Dataset items
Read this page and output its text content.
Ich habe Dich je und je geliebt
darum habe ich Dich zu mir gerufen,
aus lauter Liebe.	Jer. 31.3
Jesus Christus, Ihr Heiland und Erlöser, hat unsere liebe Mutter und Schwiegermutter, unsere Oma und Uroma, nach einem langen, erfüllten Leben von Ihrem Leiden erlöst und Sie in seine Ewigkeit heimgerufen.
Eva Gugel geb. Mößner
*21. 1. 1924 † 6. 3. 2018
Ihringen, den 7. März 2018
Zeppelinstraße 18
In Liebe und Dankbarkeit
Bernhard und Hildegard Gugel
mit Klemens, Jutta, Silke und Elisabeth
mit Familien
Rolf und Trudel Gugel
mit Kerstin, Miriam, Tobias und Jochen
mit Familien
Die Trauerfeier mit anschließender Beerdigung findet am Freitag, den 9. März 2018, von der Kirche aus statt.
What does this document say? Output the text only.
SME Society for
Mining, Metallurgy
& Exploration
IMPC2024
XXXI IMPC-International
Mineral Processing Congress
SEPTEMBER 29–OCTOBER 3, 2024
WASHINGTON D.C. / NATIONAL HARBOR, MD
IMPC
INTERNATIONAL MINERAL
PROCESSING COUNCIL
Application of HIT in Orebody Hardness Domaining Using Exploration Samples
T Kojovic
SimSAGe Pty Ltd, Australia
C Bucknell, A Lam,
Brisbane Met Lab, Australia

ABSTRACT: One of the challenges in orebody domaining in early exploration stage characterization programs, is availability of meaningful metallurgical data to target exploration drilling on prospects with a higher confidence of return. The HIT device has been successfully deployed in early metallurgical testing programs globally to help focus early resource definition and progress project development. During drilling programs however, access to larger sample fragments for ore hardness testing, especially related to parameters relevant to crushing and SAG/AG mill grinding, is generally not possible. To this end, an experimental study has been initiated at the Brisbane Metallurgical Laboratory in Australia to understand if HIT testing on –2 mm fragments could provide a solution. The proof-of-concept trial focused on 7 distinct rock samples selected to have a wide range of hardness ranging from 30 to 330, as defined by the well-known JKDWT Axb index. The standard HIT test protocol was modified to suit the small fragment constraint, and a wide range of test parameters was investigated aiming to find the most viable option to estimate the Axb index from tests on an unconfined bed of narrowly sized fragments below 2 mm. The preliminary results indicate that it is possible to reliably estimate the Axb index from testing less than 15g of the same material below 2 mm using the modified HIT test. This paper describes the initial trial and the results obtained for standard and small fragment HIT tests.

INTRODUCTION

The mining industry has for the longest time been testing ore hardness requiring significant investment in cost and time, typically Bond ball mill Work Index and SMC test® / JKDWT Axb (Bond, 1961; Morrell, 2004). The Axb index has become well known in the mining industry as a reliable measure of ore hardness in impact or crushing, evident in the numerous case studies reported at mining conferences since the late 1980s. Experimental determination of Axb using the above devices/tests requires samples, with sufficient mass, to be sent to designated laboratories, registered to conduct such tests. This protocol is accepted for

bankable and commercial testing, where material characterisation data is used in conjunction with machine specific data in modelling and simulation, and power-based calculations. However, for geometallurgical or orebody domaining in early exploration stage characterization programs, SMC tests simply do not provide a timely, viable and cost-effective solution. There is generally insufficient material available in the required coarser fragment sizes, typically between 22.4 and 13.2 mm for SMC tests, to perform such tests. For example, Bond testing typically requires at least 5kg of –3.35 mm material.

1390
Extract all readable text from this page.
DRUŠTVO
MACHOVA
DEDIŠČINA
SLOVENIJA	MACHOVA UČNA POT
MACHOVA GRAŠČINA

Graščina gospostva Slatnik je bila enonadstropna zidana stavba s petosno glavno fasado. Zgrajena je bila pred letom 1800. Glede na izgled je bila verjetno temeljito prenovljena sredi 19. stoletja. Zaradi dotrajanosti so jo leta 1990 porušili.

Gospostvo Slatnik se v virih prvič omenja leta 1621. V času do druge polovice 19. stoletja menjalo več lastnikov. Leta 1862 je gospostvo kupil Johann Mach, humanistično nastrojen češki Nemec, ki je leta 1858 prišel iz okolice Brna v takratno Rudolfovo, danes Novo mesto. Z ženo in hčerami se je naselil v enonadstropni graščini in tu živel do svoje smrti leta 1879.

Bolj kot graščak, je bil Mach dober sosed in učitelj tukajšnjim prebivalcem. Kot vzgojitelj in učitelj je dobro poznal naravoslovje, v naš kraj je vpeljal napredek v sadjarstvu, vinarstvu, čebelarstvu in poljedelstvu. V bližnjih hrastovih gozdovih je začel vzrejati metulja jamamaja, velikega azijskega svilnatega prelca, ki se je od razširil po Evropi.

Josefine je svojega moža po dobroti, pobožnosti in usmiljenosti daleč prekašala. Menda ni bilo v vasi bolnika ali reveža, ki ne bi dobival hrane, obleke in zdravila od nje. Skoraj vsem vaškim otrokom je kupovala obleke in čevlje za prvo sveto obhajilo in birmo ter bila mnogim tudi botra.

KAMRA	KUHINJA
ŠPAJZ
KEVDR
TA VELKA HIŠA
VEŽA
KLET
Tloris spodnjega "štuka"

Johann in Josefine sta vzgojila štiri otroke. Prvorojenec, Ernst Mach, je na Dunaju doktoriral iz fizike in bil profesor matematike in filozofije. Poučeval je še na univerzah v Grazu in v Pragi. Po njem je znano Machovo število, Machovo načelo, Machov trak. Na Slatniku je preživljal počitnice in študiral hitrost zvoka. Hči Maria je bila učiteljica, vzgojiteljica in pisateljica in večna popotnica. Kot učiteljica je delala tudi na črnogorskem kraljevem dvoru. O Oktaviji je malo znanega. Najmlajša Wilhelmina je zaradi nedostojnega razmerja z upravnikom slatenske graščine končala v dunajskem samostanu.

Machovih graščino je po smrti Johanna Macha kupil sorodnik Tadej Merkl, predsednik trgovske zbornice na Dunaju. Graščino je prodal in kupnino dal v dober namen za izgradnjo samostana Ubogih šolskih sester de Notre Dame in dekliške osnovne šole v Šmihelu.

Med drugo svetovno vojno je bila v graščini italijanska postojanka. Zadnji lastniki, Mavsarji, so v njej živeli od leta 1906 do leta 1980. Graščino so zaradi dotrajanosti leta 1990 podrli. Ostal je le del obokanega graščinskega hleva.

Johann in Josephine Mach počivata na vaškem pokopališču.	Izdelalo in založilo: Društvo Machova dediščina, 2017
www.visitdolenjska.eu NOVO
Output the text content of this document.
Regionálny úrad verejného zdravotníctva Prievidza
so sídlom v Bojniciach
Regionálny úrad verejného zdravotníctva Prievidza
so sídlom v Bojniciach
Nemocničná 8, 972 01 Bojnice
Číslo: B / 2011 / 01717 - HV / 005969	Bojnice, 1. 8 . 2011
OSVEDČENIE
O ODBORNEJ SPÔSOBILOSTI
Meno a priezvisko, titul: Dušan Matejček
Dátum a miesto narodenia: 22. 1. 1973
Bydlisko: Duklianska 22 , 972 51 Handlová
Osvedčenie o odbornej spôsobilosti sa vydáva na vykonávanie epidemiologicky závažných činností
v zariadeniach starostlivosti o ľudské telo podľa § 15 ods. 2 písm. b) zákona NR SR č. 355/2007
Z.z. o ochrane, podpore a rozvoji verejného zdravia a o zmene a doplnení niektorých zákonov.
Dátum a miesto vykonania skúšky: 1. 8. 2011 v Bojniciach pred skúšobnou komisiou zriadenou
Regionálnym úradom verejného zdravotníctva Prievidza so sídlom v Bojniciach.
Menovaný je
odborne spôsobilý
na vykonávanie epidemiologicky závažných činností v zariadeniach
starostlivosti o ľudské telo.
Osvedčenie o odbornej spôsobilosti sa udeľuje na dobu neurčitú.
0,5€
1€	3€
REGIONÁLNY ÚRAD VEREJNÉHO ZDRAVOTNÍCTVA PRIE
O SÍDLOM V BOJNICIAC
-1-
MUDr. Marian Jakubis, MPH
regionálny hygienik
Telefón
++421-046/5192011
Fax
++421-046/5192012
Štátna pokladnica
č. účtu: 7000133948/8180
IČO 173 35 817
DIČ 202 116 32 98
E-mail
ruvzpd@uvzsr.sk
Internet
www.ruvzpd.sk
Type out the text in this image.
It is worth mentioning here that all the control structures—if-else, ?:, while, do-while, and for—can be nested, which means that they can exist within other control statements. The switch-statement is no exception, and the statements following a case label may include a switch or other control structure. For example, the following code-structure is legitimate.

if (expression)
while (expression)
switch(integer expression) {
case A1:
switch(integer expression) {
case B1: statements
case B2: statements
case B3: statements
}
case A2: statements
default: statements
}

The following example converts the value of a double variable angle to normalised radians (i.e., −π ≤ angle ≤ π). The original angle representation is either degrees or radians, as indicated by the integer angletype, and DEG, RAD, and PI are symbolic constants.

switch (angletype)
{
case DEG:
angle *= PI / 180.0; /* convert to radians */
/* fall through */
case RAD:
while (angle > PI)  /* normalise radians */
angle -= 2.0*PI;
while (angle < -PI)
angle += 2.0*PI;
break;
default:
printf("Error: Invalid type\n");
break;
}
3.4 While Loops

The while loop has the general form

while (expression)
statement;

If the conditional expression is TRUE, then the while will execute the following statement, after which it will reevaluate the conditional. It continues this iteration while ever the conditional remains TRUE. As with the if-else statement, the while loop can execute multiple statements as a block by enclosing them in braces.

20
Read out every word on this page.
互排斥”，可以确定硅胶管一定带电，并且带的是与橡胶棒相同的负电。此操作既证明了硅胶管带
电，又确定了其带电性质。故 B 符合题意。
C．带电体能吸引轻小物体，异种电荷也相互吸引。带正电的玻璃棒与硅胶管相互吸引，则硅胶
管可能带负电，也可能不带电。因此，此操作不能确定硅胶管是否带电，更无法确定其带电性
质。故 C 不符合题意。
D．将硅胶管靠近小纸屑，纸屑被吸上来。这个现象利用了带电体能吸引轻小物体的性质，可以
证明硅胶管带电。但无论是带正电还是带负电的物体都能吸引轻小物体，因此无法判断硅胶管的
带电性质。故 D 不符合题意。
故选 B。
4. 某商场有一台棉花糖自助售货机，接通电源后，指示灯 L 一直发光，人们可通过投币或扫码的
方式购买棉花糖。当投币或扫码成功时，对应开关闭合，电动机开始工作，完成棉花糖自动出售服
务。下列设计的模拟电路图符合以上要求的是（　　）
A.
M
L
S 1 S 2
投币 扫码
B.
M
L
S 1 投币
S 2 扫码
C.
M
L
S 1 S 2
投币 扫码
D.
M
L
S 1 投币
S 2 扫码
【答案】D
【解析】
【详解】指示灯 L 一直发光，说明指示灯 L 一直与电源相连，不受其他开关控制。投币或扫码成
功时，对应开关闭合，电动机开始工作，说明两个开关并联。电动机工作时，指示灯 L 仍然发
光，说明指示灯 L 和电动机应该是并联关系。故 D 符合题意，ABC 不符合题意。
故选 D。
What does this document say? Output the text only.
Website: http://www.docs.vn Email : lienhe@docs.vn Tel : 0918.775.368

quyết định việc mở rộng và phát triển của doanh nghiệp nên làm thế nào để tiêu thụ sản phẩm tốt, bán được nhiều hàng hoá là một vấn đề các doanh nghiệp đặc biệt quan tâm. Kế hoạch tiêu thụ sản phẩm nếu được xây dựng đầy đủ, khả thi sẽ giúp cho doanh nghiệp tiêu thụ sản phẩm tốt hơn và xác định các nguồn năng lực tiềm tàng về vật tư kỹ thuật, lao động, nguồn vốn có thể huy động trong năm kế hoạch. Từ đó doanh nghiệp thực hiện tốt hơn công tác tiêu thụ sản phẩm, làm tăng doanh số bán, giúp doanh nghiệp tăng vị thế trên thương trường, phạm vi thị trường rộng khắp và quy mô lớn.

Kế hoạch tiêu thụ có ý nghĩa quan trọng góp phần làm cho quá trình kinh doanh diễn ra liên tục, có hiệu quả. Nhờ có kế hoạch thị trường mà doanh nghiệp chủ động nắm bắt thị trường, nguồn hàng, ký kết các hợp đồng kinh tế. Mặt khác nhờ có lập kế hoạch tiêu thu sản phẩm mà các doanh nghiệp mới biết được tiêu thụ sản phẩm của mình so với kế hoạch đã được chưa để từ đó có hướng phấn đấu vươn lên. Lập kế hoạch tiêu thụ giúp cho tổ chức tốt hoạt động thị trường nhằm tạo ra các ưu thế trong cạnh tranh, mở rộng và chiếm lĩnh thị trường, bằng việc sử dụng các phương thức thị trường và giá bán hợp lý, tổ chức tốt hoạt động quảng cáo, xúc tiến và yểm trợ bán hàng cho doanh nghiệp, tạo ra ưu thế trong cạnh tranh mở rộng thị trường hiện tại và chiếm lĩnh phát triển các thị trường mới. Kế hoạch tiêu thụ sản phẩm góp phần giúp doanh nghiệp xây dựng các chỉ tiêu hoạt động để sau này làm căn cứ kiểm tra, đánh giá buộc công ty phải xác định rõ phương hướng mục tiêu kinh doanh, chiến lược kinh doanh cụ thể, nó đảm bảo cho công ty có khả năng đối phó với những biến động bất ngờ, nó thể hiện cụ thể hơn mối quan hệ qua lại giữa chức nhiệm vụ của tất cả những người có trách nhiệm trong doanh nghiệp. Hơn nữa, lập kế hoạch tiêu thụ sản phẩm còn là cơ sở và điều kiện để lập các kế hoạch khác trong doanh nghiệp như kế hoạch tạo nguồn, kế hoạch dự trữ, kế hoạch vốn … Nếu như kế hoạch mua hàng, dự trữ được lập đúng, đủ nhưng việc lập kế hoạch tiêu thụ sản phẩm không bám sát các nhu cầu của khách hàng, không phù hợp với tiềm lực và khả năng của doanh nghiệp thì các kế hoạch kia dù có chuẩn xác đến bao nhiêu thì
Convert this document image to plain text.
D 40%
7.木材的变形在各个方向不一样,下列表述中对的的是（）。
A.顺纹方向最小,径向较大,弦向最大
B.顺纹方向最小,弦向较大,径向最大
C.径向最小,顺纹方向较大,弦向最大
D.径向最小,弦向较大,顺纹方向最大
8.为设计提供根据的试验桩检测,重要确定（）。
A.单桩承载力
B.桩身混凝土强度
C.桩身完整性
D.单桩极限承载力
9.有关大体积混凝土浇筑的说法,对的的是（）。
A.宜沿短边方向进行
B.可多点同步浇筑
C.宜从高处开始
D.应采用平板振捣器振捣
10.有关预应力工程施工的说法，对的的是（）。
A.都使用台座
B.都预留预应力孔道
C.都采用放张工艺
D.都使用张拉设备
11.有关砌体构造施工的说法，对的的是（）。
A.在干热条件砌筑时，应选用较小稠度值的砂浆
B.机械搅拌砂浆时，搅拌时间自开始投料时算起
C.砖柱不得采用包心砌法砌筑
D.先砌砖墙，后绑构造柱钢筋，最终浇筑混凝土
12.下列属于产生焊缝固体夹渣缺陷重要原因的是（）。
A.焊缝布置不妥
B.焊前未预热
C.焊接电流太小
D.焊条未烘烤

What the task asks »
Using the material above, gather every line that includes "which".

Exercise answer »
It is worth mentioning here that all the control structures—if-else, ?:, while, do-while, and for—can be nested, which means that they can exist within other control statements. The switch-statement is no exception, and the statements following a case label may include a switch or other control structure. For example, the following code-structure is legitimate.
If the conditional expression is TRUE, then the while will execute the following statement, after which it will reevaluate the conditional. It continues this iteration while ever the conditional remains TRUE. As with the if-else statement, the while loop can execute multiple statements as a block by enclosing them in braces.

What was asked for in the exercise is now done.